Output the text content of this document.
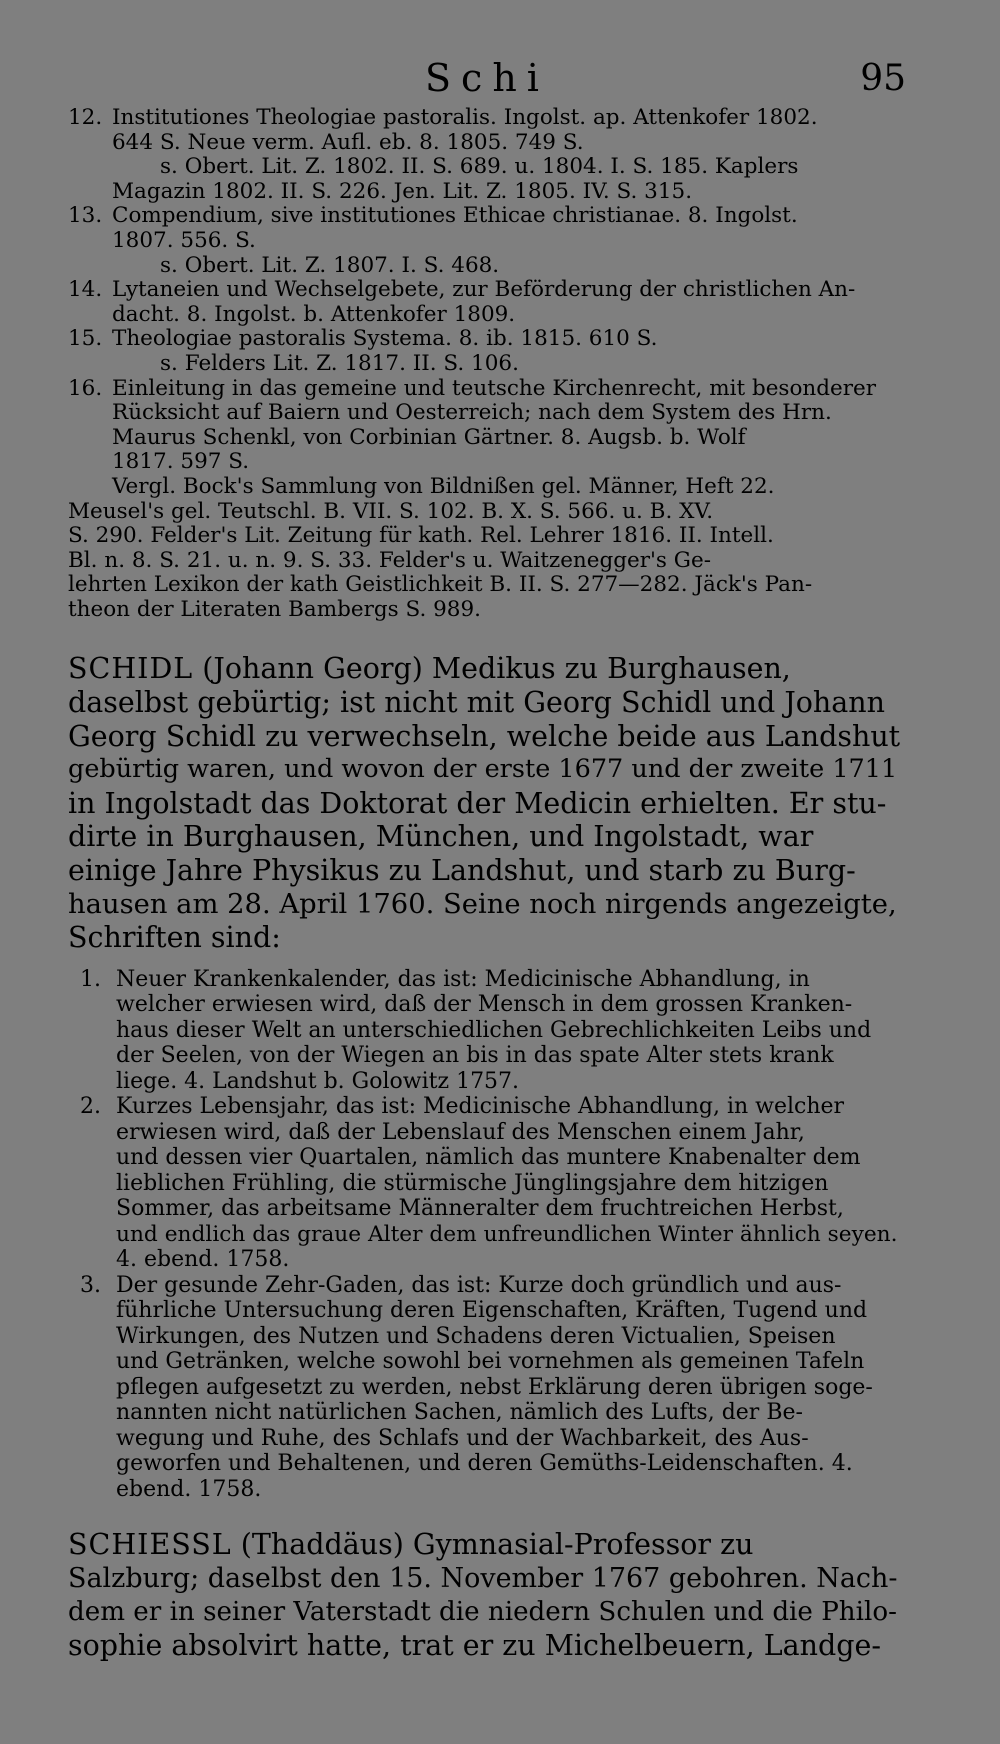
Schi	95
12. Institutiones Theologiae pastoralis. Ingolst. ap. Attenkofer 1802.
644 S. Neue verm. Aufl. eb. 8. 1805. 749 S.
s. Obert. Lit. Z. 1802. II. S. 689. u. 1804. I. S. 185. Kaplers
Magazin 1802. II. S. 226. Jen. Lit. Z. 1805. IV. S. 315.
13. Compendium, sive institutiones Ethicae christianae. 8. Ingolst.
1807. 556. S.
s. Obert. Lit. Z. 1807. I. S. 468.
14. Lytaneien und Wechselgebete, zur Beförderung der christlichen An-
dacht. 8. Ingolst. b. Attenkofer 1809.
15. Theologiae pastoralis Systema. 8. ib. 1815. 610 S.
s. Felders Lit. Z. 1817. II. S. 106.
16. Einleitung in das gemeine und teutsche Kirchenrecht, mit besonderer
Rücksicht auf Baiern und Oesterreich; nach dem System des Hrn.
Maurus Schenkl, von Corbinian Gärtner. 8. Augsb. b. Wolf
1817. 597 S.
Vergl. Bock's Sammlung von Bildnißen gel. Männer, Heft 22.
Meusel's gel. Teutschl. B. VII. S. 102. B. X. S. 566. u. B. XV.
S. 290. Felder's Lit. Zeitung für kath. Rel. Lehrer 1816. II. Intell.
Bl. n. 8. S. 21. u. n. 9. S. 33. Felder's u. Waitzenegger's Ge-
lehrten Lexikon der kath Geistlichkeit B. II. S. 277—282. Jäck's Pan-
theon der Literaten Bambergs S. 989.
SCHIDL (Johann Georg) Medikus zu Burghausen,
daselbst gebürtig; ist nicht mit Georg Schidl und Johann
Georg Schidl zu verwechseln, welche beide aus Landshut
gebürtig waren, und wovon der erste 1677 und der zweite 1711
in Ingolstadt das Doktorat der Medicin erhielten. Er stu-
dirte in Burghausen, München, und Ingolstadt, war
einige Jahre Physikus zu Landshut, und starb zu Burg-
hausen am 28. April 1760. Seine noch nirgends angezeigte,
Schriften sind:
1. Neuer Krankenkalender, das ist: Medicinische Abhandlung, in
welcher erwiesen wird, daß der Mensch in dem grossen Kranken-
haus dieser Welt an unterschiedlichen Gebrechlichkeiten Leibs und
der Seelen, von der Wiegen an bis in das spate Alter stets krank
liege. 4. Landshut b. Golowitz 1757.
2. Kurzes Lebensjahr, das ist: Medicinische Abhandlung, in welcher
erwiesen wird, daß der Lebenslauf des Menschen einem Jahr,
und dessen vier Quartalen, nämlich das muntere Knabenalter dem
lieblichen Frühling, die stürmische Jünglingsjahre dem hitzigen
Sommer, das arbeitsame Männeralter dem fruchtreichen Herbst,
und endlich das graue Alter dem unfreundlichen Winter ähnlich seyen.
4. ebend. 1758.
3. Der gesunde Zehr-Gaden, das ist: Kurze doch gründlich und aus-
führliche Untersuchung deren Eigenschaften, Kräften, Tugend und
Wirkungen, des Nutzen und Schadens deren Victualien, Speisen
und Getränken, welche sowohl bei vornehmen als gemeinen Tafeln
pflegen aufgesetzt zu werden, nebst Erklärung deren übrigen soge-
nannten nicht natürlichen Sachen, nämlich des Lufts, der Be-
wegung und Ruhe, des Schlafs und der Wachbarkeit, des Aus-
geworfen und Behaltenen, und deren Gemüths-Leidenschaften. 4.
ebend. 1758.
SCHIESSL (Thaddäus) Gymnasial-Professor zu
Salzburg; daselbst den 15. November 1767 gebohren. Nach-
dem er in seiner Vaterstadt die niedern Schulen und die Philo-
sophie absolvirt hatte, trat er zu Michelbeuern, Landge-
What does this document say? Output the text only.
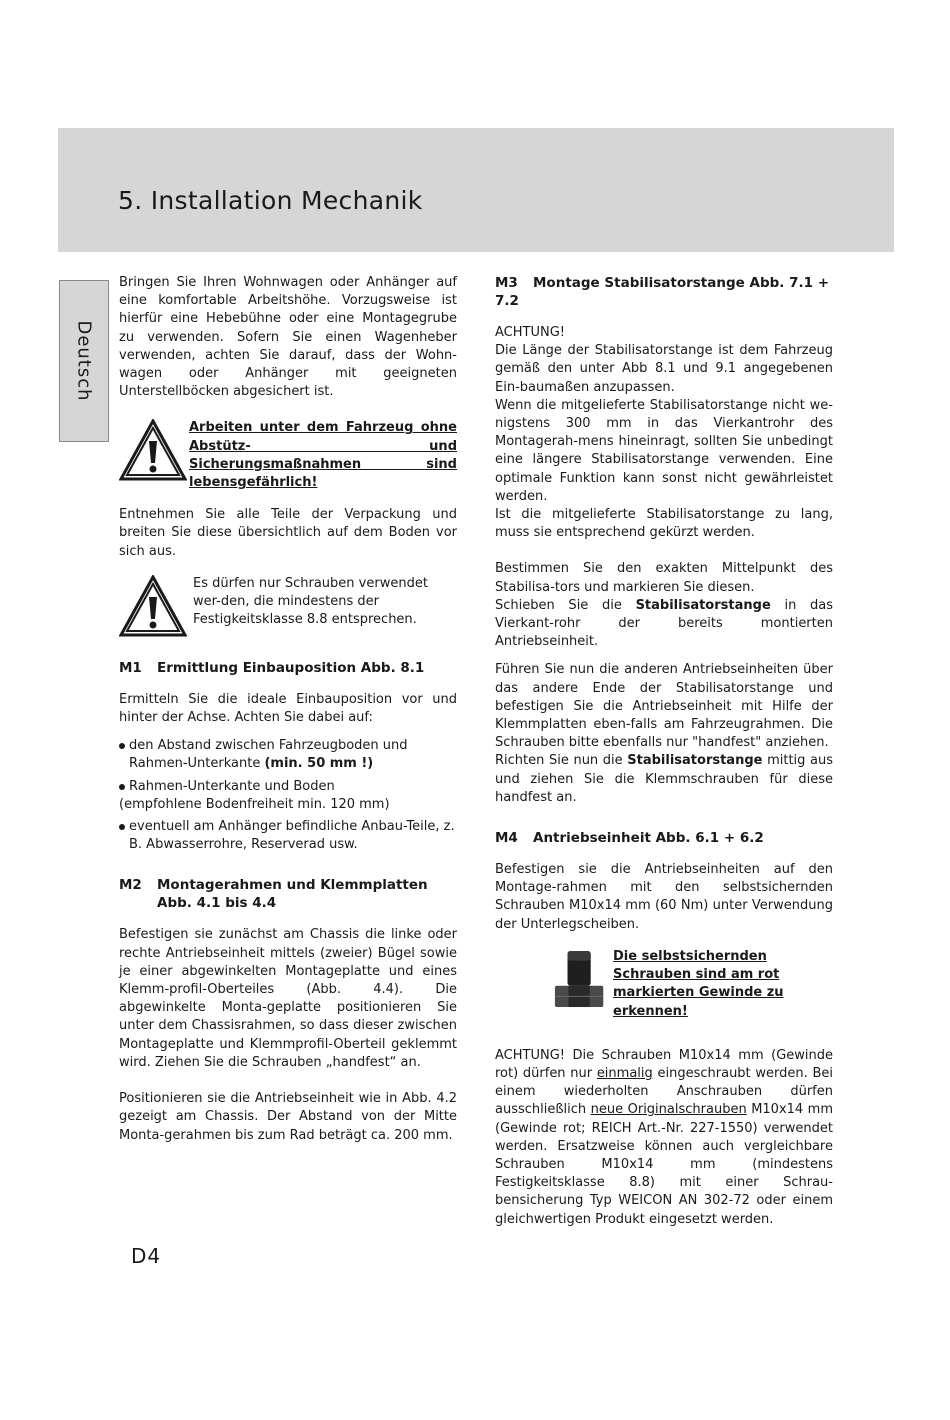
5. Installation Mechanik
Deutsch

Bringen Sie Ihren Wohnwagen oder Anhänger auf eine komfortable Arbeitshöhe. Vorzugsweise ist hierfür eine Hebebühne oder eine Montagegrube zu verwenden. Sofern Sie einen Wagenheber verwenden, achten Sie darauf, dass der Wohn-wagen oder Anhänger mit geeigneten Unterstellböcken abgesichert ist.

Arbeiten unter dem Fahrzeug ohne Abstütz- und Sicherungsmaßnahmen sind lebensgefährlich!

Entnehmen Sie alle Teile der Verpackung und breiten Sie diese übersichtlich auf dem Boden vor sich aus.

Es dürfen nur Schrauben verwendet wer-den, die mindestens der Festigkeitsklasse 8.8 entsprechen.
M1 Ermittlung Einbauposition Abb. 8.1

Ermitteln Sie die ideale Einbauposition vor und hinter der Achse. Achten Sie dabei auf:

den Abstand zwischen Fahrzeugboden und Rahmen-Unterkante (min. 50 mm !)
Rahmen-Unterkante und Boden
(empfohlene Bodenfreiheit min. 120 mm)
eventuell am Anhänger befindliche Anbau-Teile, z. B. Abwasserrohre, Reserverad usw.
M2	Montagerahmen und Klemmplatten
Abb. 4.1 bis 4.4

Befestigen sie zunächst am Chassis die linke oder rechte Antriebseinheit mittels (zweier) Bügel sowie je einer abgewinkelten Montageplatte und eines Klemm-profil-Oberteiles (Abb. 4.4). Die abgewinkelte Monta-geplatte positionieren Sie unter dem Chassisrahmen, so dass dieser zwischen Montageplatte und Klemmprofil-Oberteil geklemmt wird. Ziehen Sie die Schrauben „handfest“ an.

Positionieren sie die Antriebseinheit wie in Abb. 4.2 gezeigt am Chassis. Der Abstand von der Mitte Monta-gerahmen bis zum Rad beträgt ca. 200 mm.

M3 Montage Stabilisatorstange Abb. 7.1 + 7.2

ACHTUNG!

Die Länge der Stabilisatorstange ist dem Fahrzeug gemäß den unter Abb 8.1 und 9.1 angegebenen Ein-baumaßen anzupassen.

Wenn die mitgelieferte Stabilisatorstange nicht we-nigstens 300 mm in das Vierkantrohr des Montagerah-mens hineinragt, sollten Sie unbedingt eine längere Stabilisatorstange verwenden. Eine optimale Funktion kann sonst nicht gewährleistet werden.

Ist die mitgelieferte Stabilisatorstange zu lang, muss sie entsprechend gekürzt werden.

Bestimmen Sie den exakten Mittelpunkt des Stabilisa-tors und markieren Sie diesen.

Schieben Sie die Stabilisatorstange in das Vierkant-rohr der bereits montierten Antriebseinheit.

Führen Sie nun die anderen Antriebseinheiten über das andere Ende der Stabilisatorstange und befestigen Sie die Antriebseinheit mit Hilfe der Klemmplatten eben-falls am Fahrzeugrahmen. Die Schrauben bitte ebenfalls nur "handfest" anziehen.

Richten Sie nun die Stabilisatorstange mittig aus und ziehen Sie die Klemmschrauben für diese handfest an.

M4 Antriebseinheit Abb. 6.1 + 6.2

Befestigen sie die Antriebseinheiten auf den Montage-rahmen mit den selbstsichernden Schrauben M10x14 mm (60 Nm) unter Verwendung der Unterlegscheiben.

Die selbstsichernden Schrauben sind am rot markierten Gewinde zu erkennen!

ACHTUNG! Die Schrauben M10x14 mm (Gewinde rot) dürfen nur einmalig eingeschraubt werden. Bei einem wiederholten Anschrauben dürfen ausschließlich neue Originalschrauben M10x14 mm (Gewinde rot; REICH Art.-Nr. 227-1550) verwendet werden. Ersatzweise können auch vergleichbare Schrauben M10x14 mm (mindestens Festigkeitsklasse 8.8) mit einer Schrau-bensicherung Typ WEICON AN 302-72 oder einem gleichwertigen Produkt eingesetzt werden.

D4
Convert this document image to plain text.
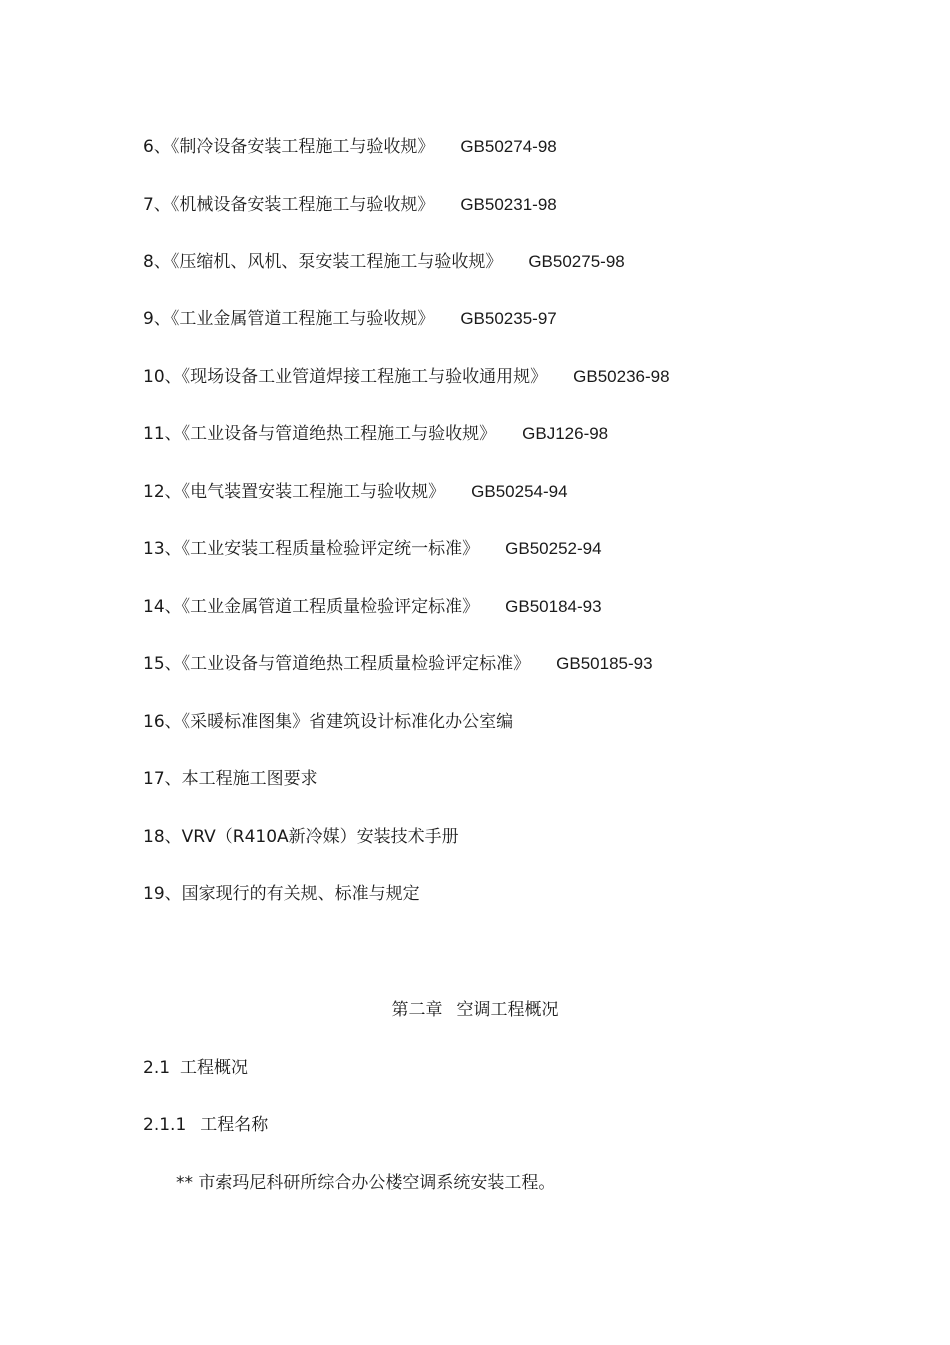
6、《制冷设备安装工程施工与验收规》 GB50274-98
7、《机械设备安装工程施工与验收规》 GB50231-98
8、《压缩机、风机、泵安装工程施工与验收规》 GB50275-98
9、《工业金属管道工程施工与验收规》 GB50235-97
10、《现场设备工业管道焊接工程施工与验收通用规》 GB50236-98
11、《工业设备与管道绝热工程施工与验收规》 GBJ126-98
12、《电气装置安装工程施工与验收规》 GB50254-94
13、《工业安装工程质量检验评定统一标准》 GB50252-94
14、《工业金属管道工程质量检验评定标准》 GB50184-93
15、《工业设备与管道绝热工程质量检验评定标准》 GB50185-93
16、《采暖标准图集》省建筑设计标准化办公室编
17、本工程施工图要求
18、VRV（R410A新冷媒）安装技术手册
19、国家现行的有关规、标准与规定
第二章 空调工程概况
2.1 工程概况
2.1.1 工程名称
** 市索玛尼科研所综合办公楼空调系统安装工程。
^^^^^^^^
» Problem to solve
Give nothing but the count of lines in the listing above that hold the string "Johann".

» Result of the task
2